**YOUR OBJECTIVE**
Write out the listing below again, precisely as it is given.

Collection entries:
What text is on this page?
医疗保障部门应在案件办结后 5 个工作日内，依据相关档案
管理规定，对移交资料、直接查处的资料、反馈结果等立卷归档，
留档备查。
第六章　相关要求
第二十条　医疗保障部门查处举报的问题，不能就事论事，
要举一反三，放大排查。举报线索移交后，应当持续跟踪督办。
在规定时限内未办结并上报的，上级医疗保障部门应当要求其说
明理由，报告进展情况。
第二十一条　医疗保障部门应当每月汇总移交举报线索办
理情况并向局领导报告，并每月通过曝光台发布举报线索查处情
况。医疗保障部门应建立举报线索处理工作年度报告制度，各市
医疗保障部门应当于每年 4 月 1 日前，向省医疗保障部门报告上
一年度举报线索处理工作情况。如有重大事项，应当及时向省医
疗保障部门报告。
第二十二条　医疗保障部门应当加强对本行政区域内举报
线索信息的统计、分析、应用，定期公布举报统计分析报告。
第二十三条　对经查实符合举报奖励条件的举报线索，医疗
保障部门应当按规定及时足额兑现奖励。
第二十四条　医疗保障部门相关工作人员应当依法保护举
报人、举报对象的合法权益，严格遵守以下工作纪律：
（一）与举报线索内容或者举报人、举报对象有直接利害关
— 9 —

**WRITTEN ANSWER**
What text is on this page?
医疗保障部门应在案件办结后 5 个工作日内，依据相关档案
管理规定，对移交资料、直接查处的资料、反馈结果等立卷归档，
留档备查。
第六章　相关要求
第二十条　医疗保障部门查处举报的问题，不能就事论事，
要举一反三，放大排查。举报线索移交后，应当持续跟踪督办。
在规定时限内未办结并上报的，上级医疗保障部门应当要求其说
明理由，报告进展情况。
第二十一条　医疗保障部门应当每月汇总移交举报线索办
理情况并向局领导报告，并每月通过曝光台发布举报线索查处情
况。医疗保障部门应建立举报线索处理工作年度报告制度，各市
医疗保障部门应当于每年 4 月 1 日前，向省医疗保障部门报告上
一年度举报线索处理工作情况。如有重大事项，应当及时向省医
疗保障部门报告。
第二十二条　医疗保障部门应当加强对本行政区域内举报
线索信息的统计、分析、应用，定期公布举报统计分析报告。
第二十三条　对经查实符合举报奖励条件的举报线索，医疗
保障部门应当按规定及时足额兑现奖励。
第二十四条　医疗保障部门相关工作人员应当依法保护举
报人、举报对象的合法权益，严格遵守以下工作纪律：
（一）与举报线索内容或者举报人、举报对象有直接利害关
— 9 —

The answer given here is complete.